**What you have to do:**
Find how many lines in the material contain "color"; your answer should be that number alone.

**Stored data:**
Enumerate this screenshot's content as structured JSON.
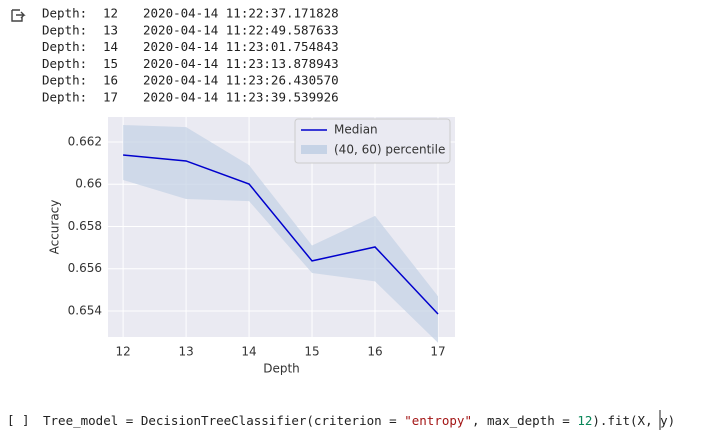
{
  "output_lines": [
    {
      "label": "Depth:",
      "depth": "12",
      "time": "2020-04-14 11:22:37.171828"
    },
    {
      "label": "Depth:",
      "depth": "13",
      "time": "2020-04-14 11:22:49.587633"
    },
    {
      "label": "Depth:",
      "depth": "14",
      "time": "2020-04-14 11:23:01.754843"
    },
    {
      "label": "Depth:",
      "depth": "15",
      "time": "2020-04-14 11:23:13.878943"
    },
    {
      "label": "Depth:",
      "depth": "16",
      "time": "2020-04-14 11:23:26.430570"
    },
    {
      "label": "Depth:",
      "depth": "17",
      "time": "2020-04-14 11:23:39.539926"
    }
  ],
  "chart_data": {
    "type": "line",
    "x_label": "Depth",
    "y_label": "Accuracy",
    "x": [
      12,
      13,
      14,
      15,
      16,
      17
    ],
    "series": [
      {
        "name": "Median",
        "color": "#0000cd",
        "values": [
          0.66138,
          0.6611,
          0.66001,
          0.65637,
          0.65703,
          0.65386
        ]
      }
    ],
    "band": {
      "name": "(40, 60) percentile",
      "color": "#c6d3e6",
      "lower": [
        0.6602,
        0.6593,
        0.6592,
        0.6558,
        0.6554,
        0.6525
      ],
      "upper": [
        0.6628,
        0.6627,
        0.6609,
        0.6571,
        0.6585,
        0.6547
      ]
    },
    "xlim": [
      11.76,
      17.27
    ],
    "ylim": [
      0.65277,
      0.66318
    ],
    "xticks": [
      12,
      13,
      14,
      15,
      16,
      17
    ],
    "yticks": [
      0.654,
      0.656,
      0.658,
      0.66,
      {
        "value": 0.662,
        "label": "0.662"
      }
    ],
    "grid": true,
    "legend": "upper right"
  },
  "code_cell": {
    "prompt": "[ ]",
    "tokens": [
      "Tree_model = DecisionTreeClassifier(criterion = ",
      "\"entropy\"",
      ", max_depth = ",
      "12",
      ").fit(X, y)"
    ]
  }
}
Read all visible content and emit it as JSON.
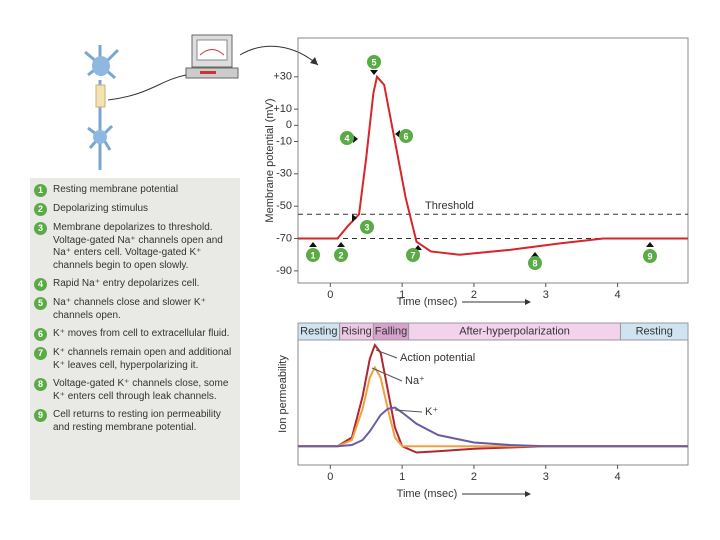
{
  "chart_data": [
    {
      "type": "line",
      "ylabel": "Membrane potential (mV)",
      "xlabel": "Time (msec)",
      "color": "#d7262b",
      "xlim": [
        -0.45,
        4.98
      ],
      "xticks": [
        0,
        1,
        2,
        3,
        4
      ],
      "ylim": [
        -97.5,
        54
      ],
      "yticks": [
        {
          "value": 30,
          "label": "+30"
        },
        {
          "value": 10,
          "label": "+10"
        },
        0,
        -10,
        -30,
        -50,
        -70,
        -90
      ],
      "x": [
        -0.45,
        0.1,
        0.25,
        0.4,
        0.5,
        0.6,
        0.65,
        0.75,
        0.9,
        1.05,
        1.2,
        1.4,
        1.8,
        2.5,
        3.2,
        3.8,
        4.98
      ],
      "values": [
        -70,
        -70,
        -62,
        -55,
        -20,
        20,
        30,
        25,
        -10,
        -45,
        -72,
        -78,
        -80,
        -77,
        -73,
        -70,
        -70
      ],
      "reference_lines": [
        {
          "value": -55,
          "label": "Threshold"
        },
        {
          "value": -70
        }
      ],
      "markers": [
        "1",
        "2",
        "3",
        "4",
        "5",
        "6",
        "7",
        "8",
        "9"
      ]
    },
    {
      "type": "line",
      "ylabel": "Ion permeability",
      "xlabel": "Time (msec)",
      "xlim": [
        -0.45,
        4.98
      ],
      "xticks": [
        0,
        1,
        2,
        3,
        4
      ],
      "ylim": [
        0,
        1
      ],
      "phases": [
        {
          "label": "Resting",
          "start": -0.45,
          "end": 0.13,
          "color": "#cfe3f1"
        },
        {
          "label": "Rising",
          "start": 0.13,
          "end": 0.6,
          "color": "#ecc8e4"
        },
        {
          "label": "Falling",
          "start": 0.6,
          "end": 1.09,
          "color": "#d6a3cd"
        },
        {
          "label": "After-hyperpolarization",
          "start": 1.09,
          "end": 4.04,
          "color": "#f3d2ee"
        },
        {
          "label": "Resting",
          "start": 4.04,
          "end": 4.98,
          "color": "#cfe3f1"
        }
      ],
      "x": [
        -0.45,
        0.1,
        0.3,
        0.45,
        0.55,
        0.62,
        0.7,
        0.8,
        0.9,
        1.0,
        1.2,
        1.5,
        2.0,
        2.5,
        3.0,
        4.98
      ],
      "series": [
        {
          "name": "Action potential",
          "color": "#b3262d",
          "values": [
            0.15,
            0.15,
            0.22,
            0.55,
            0.85,
            0.96,
            0.9,
            0.6,
            0.3,
            0.15,
            0.1,
            0.11,
            0.13,
            0.14,
            0.15,
            0.15
          ]
        },
        {
          "name": "Na⁺",
          "color": "#f0a040",
          "values": [
            0.15,
            0.15,
            0.2,
            0.45,
            0.7,
            0.78,
            0.7,
            0.45,
            0.22,
            0.15,
            0.15,
            0.15,
            0.15,
            0.15,
            0.15,
            0.15
          ]
        },
        {
          "name": "K⁺",
          "color": "#6a5aa8",
          "values": [
            0.15,
            0.15,
            0.16,
            0.2,
            0.27,
            0.33,
            0.4,
            0.45,
            0.46,
            0.42,
            0.33,
            0.24,
            0.18,
            0.16,
            0.15,
            0.15
          ]
        }
      ]
    }
  ],
  "steps": [
    {
      "number": "1",
      "text": "Resting membrane potential"
    },
    {
      "number": "2",
      "text": "Depolarizing stimulus"
    },
    {
      "number": "3",
      "text": "Membrane depolarizes to threshold. Voltage-gated Na⁺ channels open and Na⁺ enters cell. Voltage-gated K⁺ channels begin to open slowly."
    },
    {
      "number": "4",
      "text": "Rapid Na⁺ entry depolarizes cell."
    },
    {
      "number": "5",
      "text": "Na⁺ channels close and slower K⁺ channels open."
    },
    {
      "number": "6",
      "text": "K⁺ moves from cell to extracellular fluid."
    },
    {
      "number": "7",
      "text": "K⁺ channels remain open and additional K⁺ leaves cell, hyperpolarizing it."
    },
    {
      "number": "8",
      "text": "Voltage-gated K⁺ channels close, some K⁺ enters cell through leak channels."
    },
    {
      "number": "9",
      "text": "Cell returns to resting ion permeability and resting membrane potential."
    }
  ]
}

**Result of this exercise:**
11